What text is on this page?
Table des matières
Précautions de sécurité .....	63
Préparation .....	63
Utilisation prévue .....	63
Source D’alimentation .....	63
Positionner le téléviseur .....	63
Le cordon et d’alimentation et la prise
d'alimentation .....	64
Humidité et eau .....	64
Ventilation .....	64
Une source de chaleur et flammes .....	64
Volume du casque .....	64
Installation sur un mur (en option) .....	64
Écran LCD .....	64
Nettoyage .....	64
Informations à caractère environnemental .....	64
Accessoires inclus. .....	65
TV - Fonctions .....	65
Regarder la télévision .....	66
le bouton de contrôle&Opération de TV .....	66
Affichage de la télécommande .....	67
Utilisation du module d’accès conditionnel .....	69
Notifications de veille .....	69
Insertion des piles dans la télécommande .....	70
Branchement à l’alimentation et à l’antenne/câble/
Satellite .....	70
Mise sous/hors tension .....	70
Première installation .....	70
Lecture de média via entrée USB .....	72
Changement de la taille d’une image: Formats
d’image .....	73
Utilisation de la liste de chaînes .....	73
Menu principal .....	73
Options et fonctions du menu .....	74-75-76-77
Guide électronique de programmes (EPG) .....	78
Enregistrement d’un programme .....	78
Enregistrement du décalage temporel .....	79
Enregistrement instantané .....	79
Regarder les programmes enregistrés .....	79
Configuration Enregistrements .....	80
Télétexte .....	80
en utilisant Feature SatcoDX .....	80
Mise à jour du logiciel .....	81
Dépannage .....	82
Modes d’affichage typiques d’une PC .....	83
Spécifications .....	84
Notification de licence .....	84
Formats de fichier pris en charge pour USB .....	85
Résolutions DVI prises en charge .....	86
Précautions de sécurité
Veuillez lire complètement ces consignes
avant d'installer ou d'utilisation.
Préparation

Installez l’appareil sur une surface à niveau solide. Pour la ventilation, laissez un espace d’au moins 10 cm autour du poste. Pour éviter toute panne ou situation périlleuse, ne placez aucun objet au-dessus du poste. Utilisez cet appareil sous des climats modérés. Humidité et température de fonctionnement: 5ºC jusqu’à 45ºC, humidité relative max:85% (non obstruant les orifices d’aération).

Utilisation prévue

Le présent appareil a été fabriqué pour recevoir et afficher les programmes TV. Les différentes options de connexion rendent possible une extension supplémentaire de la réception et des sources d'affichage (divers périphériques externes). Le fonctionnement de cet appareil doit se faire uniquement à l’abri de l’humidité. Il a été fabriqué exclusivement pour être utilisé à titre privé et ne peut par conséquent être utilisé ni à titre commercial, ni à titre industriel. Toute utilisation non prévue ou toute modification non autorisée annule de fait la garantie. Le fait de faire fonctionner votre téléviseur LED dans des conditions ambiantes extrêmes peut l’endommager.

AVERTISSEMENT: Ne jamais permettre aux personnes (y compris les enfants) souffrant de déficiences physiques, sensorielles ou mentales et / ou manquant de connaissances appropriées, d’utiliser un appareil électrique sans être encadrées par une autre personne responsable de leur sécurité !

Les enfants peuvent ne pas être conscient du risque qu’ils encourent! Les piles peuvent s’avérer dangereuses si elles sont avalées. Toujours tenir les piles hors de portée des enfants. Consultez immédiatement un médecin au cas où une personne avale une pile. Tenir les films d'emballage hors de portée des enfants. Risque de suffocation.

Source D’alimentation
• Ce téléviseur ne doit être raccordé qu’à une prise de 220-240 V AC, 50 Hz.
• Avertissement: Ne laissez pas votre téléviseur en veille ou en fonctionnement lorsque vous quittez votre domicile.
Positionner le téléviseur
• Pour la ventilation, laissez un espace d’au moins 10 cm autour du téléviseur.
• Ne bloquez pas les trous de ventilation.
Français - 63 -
★ ★ ★ ★
Report only a number: how many lines in the material above contain the string "Positionner".

2